Figure collection entries
— begin —
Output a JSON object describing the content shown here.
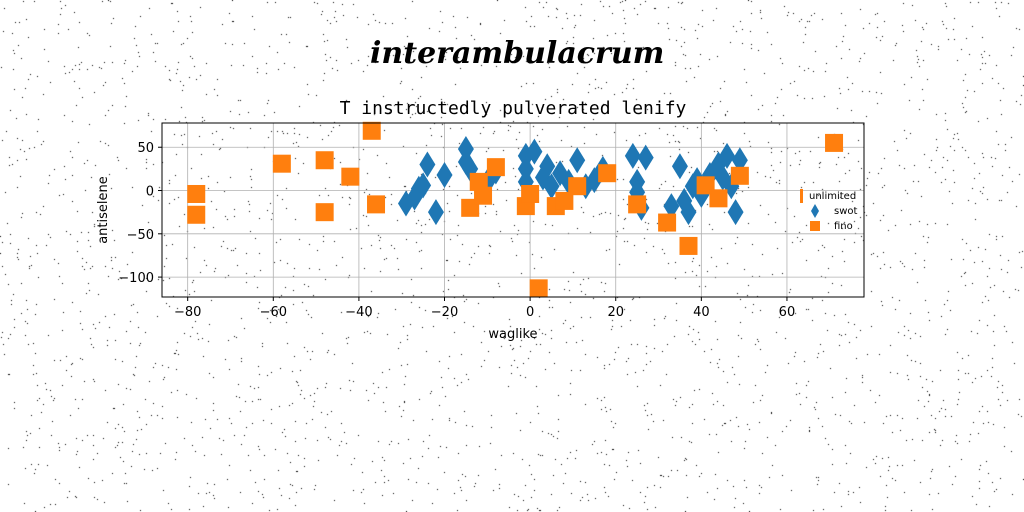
{
  "figure": {
    "suptitle": "interambulacrum"
  },
  "chart_data": {
    "type": "scatter",
    "title": "T instructedly pulverated lenify",
    "xlabel": "waglike",
    "ylabel": "antiselene",
    "xlim": [
      -86,
      78
    ],
    "ylim": [
      -123,
      78
    ],
    "xticks": [
      -80,
      -60,
      -40,
      -20,
      0,
      20,
      40,
      60
    ],
    "yticks": [
      -100,
      -50,
      0,
      50
    ],
    "grid": true,
    "legend_position": "right",
    "legend_entries": [
      "unlimited",
      "swot",
      "fino"
    ],
    "colors": {
      "swot": "#1f77b4",
      "fino": "#ff7f0e"
    },
    "series": [
      {
        "name": "swot",
        "marker": "thin_diamond",
        "points": [
          [
            -29,
            -15
          ],
          [
            -27,
            -8
          ],
          [
            -26,
            2
          ],
          [
            -25,
            6
          ],
          [
            -24,
            30
          ],
          [
            -22,
            -25
          ],
          [
            -20,
            18
          ],
          [
            -15,
            48
          ],
          [
            -15,
            33
          ],
          [
            -14,
            25
          ],
          [
            -10,
            10
          ],
          [
            -9,
            18
          ],
          [
            -8,
            22
          ],
          [
            -1,
            40
          ],
          [
            -1,
            25
          ],
          [
            -1,
            10
          ],
          [
            1,
            45
          ],
          [
            3,
            15
          ],
          [
            4,
            28
          ],
          [
            5,
            5
          ],
          [
            7,
            20
          ],
          [
            9,
            10
          ],
          [
            11,
            35
          ],
          [
            13,
            5
          ],
          [
            15,
            12
          ],
          [
            17,
            25
          ],
          [
            24,
            40
          ],
          [
            25,
            10
          ],
          [
            25,
            -2
          ],
          [
            26,
            -20
          ],
          [
            27,
            38
          ],
          [
            33,
            -18
          ],
          [
            35,
            28
          ],
          [
            36,
            -12
          ],
          [
            37,
            -25
          ],
          [
            38,
            5
          ],
          [
            39,
            12
          ],
          [
            40,
            -5
          ],
          [
            42,
            18
          ],
          [
            44,
            30
          ],
          [
            45,
            15
          ],
          [
            46,
            40
          ],
          [
            47,
            5
          ],
          [
            48,
            -25
          ],
          [
            49,
            35
          ]
        ]
      },
      {
        "name": "fino",
        "marker": "square",
        "points": [
          [
            -78,
            -4
          ],
          [
            -78,
            -28
          ],
          [
            -58,
            31
          ],
          [
            -48,
            35
          ],
          [
            -48,
            -25
          ],
          [
            -42,
            16
          ],
          [
            -37,
            69
          ],
          [
            -36,
            -16
          ],
          [
            -14,
            -20
          ],
          [
            -12,
            10
          ],
          [
            -11,
            -6
          ],
          [
            -8,
            27
          ],
          [
            -1,
            -18
          ],
          [
            0,
            -4
          ],
          [
            2,
            -113
          ],
          [
            6,
            -18
          ],
          [
            8,
            -12
          ],
          [
            11,
            5
          ],
          [
            18,
            20
          ],
          [
            25,
            -16
          ],
          [
            32,
            -37
          ],
          [
            37,
            -64
          ],
          [
            41,
            6
          ],
          [
            44,
            -9
          ],
          [
            49,
            17
          ],
          [
            71,
            55
          ]
        ]
      }
    ]
  }
}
— end —
**Work required:** Repeat verbatim all the material, but not the pictures.

**Answer:**
Output a JSON object describing the content shown here.
{
  "figure": {
    "suptitle": "interambulacrum"
  },
  "chart_data": {
    "type": "scatter",
    "title": "T instructedly pulverated lenify",
    "xlabel": "waglike",
    "ylabel": "antiselene",
    "xlim": [
      -86,
      78
    ],
    "ylim": [
      -123,
      78
    ],
    "xticks": [
      -80,
      -60,
      -40,
      -20,
      0,
      20,
      40,
      60
    ],
    "yticks": [
      -100,
      -50,
      0,
      50
    ],
    "grid": true,
    "legend_position": "right",
    "legend_entries": [
      "unlimited",
      "swot",
      "fino"
    ],
    "colors": {
      "swot": "#1f77b4",
      "fino": "#ff7f0e"
    },
    "series": [
      {
        "name": "swot",
        "marker": "thin_diamond",
        "points": [
          [
            -29,
            -15
          ],
          [
            -27,
            -8
          ],
          [
            -26,
            2
          ],
          [
            -25,
            6
          ],
          [
            -24,
            30
          ],
          [
            -22,
            -25
          ],
          [
            -20,
            18
          ],
          [
            -15,
            48
          ],
          [
            -15,
            33
          ],
          [
            -14,
            25
          ],
          [
            -10,
            10
          ],
          [
            -9,
            18
          ],
          [
            -8,
            22
          ],
          [
            -1,
            40
          ],
          [
            -1,
            25
          ],
          [
            -1,
            10
          ],
          [
            1,
            45
          ],
          [
            3,
            15
          ],
          [
            4,
            28
          ],
          [
            5,
            5
          ],
          [
            7,
            20
          ],
          [
            9,
            10
          ],
          [
            11,
            35
          ],
          [
            13,
            5
          ],
          [
            15,
            12
          ],
          [
            17,
            25
          ],
          [
            24,
            40
          ],
          [
            25,
            10
          ],
          [
            25,
            -2
          ],
          [
            26,
            -20
          ],
          [
            27,
            38
          ],
          [
            33,
            -18
          ],
          [
            35,
            28
          ],
          [
            36,
            -12
          ],
          [
            37,
            -25
          ],
          [
            38,
            5
          ],
          [
            39,
            12
          ],
          [
            40,
            -5
          ],
          [
            42,
            18
          ],
          [
            44,
            30
          ],
          [
            45,
            15
          ],
          [
            46,
            40
          ],
          [
            47,
            5
          ],
          [
            48,
            -25
          ],
          [
            49,
            35
          ]
        ]
      },
      {
        "name": "fino",
        "marker": "square",
        "points": [
          [
            -78,
            -4
          ],
          [
            -78,
            -28
          ],
          [
            -58,
            31
          ],
          [
            -48,
            35
          ],
          [
            -48,
            -25
          ],
          [
            -42,
            16
          ],
          [
            -37,
            69
          ],
          [
            -36,
            -16
          ],
          [
            -14,
            -20
          ],
          [
            -12,
            10
          ],
          [
            -11,
            -6
          ],
          [
            -8,
            27
          ],
          [
            -1,
            -18
          ],
          [
            0,
            -4
          ],
          [
            2,
            -113
          ],
          [
            6,
            -18
          ],
          [
            8,
            -12
          ],
          [
            11,
            5
          ],
          [
            18,
            20
          ],
          [
            25,
            -16
          ],
          [
            32,
            -37
          ],
          [
            37,
            -64
          ],
          [
            41,
            6
          ],
          [
            44,
            -9
          ],
          [
            49,
            17
          ],
          [
            71,
            55
          ]
        ]
      }
    ]
  }
}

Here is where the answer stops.